• _WORK ORDER_
Spot each line in the data below containing "marks" and copy it.
── RECORDS SHOWN
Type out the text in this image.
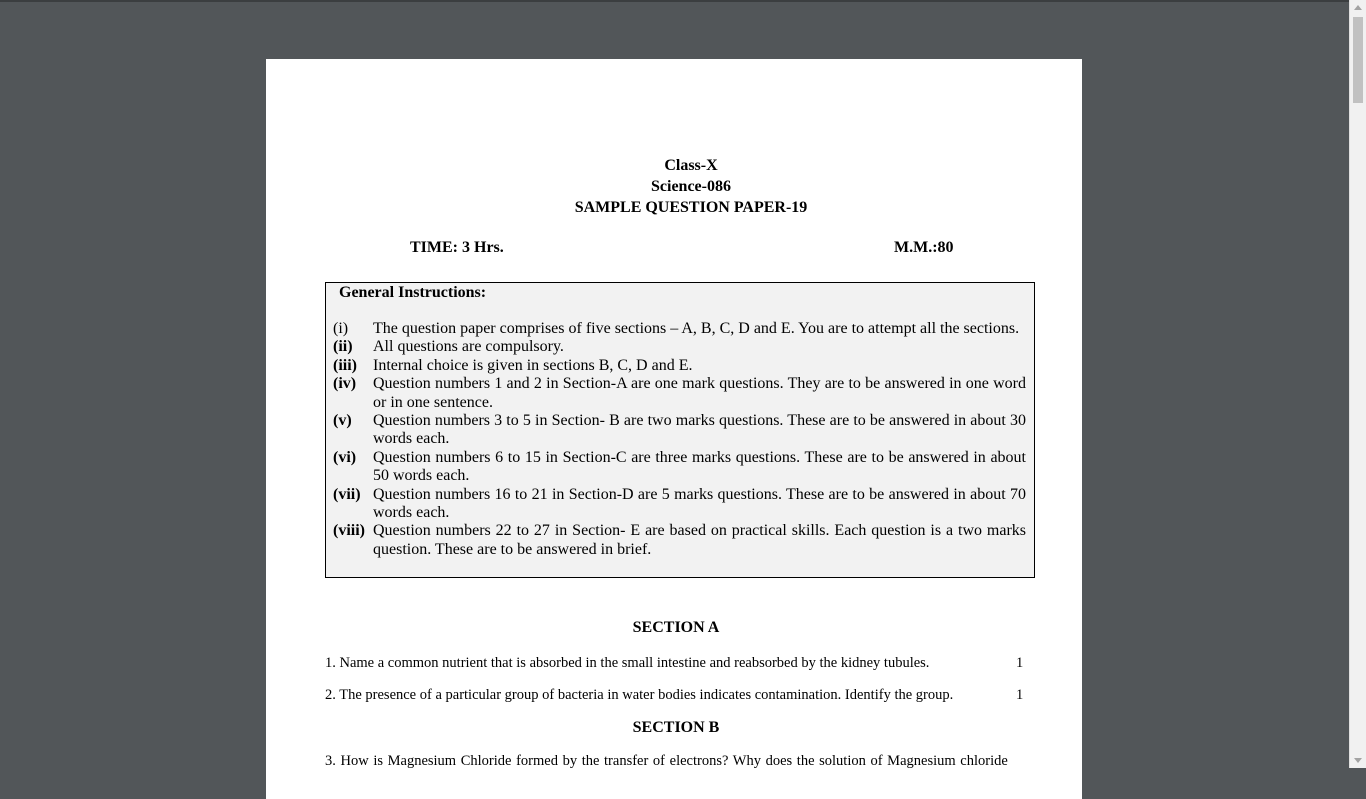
Class-X
Science-086
SAMPLE QUESTION PAPER-19
TIME: 3 Hrs.	M.M.:80
General Instructions:
(i) The question paper comprises of five sections – A, B, C, D and E. You are to attempt all the sections.
(ii) All questions are compulsory.
(iii) Internal choice is given in sections B, C, D and E.
(iv) Question numbers 1 and 2 in Section-A are one mark questions. They are to be answered in one word or in one sentence.
(v) Question numbers 3 to 5 in Section- B are two marks questions. These are to be answered in about 30 words each.
(vi) Question numbers 6 to 15 in Section-C are three marks questions. These are to be answered in about 50 words each.
(vii) Question numbers 16 to 21 in Section-D are 5 marks questions. These are to be answered in about 70 words each.
(viii) Question numbers 22 to 27 in Section- E are based on practical skills. Each question is a two marks question. These are to be answered in brief.
SECTION A
1. Name a common nutrient that is absorbed in the small intestine and reabsorbed by the kidney tubules.	1
2. The presence of a particular group of bacteria in water bodies indicates contamination. Identify the group.	1
SECTION B
3. How is Magnesium Chloride formed by the transfer of electrons? Why does the solution of Magnesium chloride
────
• _OUTPUT BELOW_
(v) Question numbers 3 to 5 in Section- B are two marks questions. These are to be answered in about 30 words each.
(vi) Question numbers 6 to 15 in Section-C are three marks questions. These are to be answered in about 50 words each.
(vii) Question numbers 16 to 21 in Section-D are 5 marks questions. These are to be answered in about 70 words each.
(viii) Question numbers 22 to 27 in Section- E are based on practical skills. Each question is a two marks question. These are to be answered in brief.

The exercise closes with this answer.